● What this task involves: Output every line below without omitting or altering anything.

● Record extracts:
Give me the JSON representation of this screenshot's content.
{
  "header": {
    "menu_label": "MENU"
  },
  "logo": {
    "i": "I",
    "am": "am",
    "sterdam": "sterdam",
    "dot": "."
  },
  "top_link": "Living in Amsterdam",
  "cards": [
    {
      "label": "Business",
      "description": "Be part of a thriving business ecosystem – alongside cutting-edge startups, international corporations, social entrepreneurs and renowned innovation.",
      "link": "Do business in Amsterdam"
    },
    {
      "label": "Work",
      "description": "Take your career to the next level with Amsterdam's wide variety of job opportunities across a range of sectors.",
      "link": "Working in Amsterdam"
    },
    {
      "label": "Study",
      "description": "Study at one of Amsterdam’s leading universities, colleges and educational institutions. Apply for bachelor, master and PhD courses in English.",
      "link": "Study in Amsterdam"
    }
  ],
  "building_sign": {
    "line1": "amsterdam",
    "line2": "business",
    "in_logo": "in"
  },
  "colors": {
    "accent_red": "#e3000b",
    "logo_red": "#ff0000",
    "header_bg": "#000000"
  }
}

● Response:
Give me the JSON representation of this screenshot's content.
{
  "header": {
    "menu_label": "MENU"
  },
  "logo": {
    "i": "I",
    "am": "am",
    "sterdam": "sterdam",
    "dot": "."
  },
  "top_link": "Living in Amsterdam",
  "cards": [
    {
      "label": "Business",
      "description": "Be part of a thriving business ecosystem – alongside cutting-edge startups, international corporations, social entrepreneurs and renowned innovation.",
      "link": "Do business in Amsterdam"
    },
    {
      "label": "Work",
      "description": "Take your career to the next level with Amsterdam's wide variety of job opportunities across a range of sectors.",
      "link": "Working in Amsterdam"
    },
    {
      "label": "Study",
      "description": "Study at one of Amsterdam’s leading universities, colleges and educational institutions. Apply for bachelor, master and PhD courses in English.",
      "link": "Study in Amsterdam"
    }
  ],
  "building_sign": {
    "line1": "amsterdam",
    "line2": "business",
    "in_logo": "in"
  },
  "colors": {
    "accent_red": "#e3000b",
    "logo_red": "#ff0000",
    "header_bg": "#000000"
  }
}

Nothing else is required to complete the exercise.